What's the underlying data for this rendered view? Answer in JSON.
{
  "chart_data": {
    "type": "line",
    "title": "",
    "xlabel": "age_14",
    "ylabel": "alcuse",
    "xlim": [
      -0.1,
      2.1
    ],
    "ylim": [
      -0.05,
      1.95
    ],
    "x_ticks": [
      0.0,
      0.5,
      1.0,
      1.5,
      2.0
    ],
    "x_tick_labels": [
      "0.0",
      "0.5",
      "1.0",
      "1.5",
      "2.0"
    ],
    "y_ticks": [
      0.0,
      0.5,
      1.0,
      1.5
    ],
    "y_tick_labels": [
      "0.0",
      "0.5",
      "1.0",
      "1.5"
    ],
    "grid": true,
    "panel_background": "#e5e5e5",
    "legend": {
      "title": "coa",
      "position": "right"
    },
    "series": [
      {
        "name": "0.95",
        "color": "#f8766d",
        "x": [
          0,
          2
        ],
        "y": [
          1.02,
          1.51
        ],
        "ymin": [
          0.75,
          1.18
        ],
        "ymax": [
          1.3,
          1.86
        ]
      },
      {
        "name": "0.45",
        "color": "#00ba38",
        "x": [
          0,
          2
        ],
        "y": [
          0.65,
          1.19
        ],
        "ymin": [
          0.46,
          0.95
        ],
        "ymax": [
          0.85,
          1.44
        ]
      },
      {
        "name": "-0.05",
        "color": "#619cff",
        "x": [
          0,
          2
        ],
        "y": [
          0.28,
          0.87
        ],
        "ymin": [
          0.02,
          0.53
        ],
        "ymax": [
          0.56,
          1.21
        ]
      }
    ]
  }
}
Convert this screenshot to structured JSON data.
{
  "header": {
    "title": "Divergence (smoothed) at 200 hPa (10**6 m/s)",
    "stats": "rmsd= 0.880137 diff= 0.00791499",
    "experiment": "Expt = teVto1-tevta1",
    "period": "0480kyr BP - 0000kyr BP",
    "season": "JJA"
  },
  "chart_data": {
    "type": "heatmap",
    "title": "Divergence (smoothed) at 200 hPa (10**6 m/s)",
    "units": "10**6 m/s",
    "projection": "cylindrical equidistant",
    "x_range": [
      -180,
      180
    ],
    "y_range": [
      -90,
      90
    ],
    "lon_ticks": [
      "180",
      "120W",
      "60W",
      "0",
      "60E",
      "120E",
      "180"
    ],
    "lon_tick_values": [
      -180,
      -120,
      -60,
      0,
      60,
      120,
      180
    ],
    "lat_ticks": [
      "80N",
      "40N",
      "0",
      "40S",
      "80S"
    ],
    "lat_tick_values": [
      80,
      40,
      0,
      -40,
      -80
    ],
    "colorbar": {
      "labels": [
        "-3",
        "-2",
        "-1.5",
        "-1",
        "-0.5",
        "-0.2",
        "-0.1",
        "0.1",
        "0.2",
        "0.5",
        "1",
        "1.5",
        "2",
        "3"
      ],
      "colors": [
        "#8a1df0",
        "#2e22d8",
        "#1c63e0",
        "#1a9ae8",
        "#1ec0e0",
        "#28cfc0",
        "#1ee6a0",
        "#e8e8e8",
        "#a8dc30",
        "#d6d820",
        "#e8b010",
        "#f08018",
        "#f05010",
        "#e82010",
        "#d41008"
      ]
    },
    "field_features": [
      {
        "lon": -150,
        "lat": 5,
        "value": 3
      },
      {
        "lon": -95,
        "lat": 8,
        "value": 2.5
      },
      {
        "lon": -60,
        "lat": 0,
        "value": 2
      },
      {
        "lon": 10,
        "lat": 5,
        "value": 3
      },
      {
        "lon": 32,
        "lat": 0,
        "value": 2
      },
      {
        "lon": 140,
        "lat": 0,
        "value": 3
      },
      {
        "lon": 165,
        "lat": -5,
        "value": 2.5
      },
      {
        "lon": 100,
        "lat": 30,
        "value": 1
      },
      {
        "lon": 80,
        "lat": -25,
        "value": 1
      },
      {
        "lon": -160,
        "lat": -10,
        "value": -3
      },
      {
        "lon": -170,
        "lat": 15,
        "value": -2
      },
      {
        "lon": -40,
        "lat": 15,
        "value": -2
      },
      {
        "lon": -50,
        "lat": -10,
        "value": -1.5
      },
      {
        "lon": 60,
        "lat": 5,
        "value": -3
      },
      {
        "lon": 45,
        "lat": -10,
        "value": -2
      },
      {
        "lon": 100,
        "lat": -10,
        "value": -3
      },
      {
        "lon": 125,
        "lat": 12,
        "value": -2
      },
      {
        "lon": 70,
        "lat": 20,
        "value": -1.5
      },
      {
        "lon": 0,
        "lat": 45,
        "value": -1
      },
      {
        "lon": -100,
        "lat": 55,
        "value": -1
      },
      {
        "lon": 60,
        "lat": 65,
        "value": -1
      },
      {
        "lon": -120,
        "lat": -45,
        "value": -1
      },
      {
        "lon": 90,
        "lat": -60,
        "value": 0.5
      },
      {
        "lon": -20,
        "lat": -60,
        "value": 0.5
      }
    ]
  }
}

_ _ _ _ _

• **Do this**: Retype all of the data shown above, word for word.

• **The reply**:
What's the underlying data for this rendered view? Answer in JSON.
{
  "chart_data": {
    "type": "line",
    "title": "",
    "xlabel": "age_14",
    "ylabel": "alcuse",
    "xlim": [
      -0.1,
      2.1
    ],
    "ylim": [
      -0.05,
      1.95
    ],
    "x_ticks": [
      0.0,
      0.5,
      1.0,
      1.5,
      2.0
    ],
    "x_tick_labels": [
      "0.0",
      "0.5",
      "1.0",
      "1.5",
      "2.0"
    ],
    "y_ticks": [
      0.0,
      0.5,
      1.0,
      1.5
    ],
    "y_tick_labels": [
      "0.0",
      "0.5",
      "1.0",
      "1.5"
    ],
    "grid": true,
    "panel_background": "#e5e5e5",
    "legend": {
      "title": "coa",
      "position": "right"
    },
    "series": [
      {
        "name": "0.95",
        "color": "#f8766d",
        "x": [
          0,
          2
        ],
        "y": [
          1.02,
          1.51
        ],
        "ymin": [
          0.75,
          1.18
        ],
        "ymax": [
          1.3,
          1.86
        ]
      },
      {
        "name": "0.45",
        "color": "#00ba38",
        "x": [
          0,
          2
        ],
        "y": [
          0.65,
          1.19
        ],
        "ymin": [
          0.46,
          0.95
        ],
        "ymax": [
          0.85,
          1.44
        ]
      },
      {
        "name": "-0.05",
        "color": "#619cff",
        "x": [
          0,
          2
        ],
        "y": [
          0.28,
          0.87
        ],
        "ymin": [
          0.02,
          0.53
        ],
        "ymax": [
          0.56,
          1.21
        ]
      }
    ]
  }
}
Convert this screenshot to structured JSON data.
{
  "header": {
    "title": "Divergence (smoothed) at 200 hPa (10**6 m/s)",
    "stats": "rmsd= 0.880137 diff= 0.00791499",
    "experiment": "Expt = teVto1-tevta1",
    "period": "0480kyr BP - 0000kyr BP",
    "season": "JJA"
  },
  "chart_data": {
    "type": "heatmap",
    "title": "Divergence (smoothed) at 200 hPa (10**6 m/s)",
    "units": "10**6 m/s",
    "projection": "cylindrical equidistant",
    "x_range": [
      -180,
      180
    ],
    "y_range": [
      -90,
      90
    ],
    "lon_ticks": [
      "180",
      "120W",
      "60W",
      "0",
      "60E",
      "120E",
      "180"
    ],
    "lon_tick_values": [
      -180,
      -120,
      -60,
      0,
      60,
      120,
      180
    ],
    "lat_ticks": [
      "80N",
      "40N",
      "0",
      "40S",
      "80S"
    ],
    "lat_tick_values": [
      80,
      40,
      0,
      -40,
      -80
    ],
    "colorbar": {
      "labels": [
        "-3",
        "-2",
        "-1.5",
        "-1",
        "-0.5",
        "-0.2",
        "-0.1",
        "0.1",
        "0.2",
        "0.5",
        "1",
        "1.5",
        "2",
        "3"
      ],
      "colors": [
        "#8a1df0",
        "#2e22d8",
        "#1c63e0",
        "#1a9ae8",
        "#1ec0e0",
        "#28cfc0",
        "#1ee6a0",
        "#e8e8e8",
        "#a8dc30",
        "#d6d820",
        "#e8b010",
        "#f08018",
        "#f05010",
        "#e82010",
        "#d41008"
      ]
    },
    "field_features": [
      {
        "lon": -150,
        "lat": 5,
        "value": 3
      },
      {
        "lon": -95,
        "lat": 8,
        "value": 2.5
      },
      {
        "lon": -60,
        "lat": 0,
        "value": 2
      },
      {
        "lon": 10,
        "lat": 5,
        "value": 3
      },
      {
        "lon": 32,
        "lat": 0,
        "value": 2
      },
      {
        "lon": 140,
        "lat": 0,
        "value": 3
      },
      {
        "lon": 165,
        "lat": -5,
        "value": 2.5
      },
      {
        "lon": 100,
        "lat": 30,
        "value": 1
      },
      {
        "lon": 80,
        "lat": -25,
        "value": 1
      },
      {
        "lon": -160,
        "lat": -10,
        "value": -3
      },
      {
        "lon": -170,
        "lat": 15,
        "value": -2
      },
      {
        "lon": -40,
        "lat": 15,
        "value": -2
      },
      {
        "lon": -50,
        "lat": -10,
        "value": -1.5
      },
      {
        "lon": 60,
        "lat": 5,
        "value": -3
      },
      {
        "lon": 45,
        "lat": -10,
        "value": -2
      },
      {
        "lon": 100,
        "lat": -10,
        "value": -3
      },
      {
        "lon": 125,
        "lat": 12,
        "value": -2
      },
      {
        "lon": 70,
        "lat": 20,
        "value": -1.5
      },
      {
        "lon": 0,
        "lat": 45,
        "value": -1
      },
      {
        "lon": -100,
        "lat": 55,
        "value": -1
      },
      {
        "lon": 60,
        "lat": 65,
        "value": -1
      },
      {
        "lon": -120,
        "lat": -45,
        "value": -1
      },
      {
        "lon": 90,
        "lat": -60,
        "value": 0.5
      },
      {
        "lon": -20,
        "lat": -60,
        "value": 0.5
      }
    ]
  }
}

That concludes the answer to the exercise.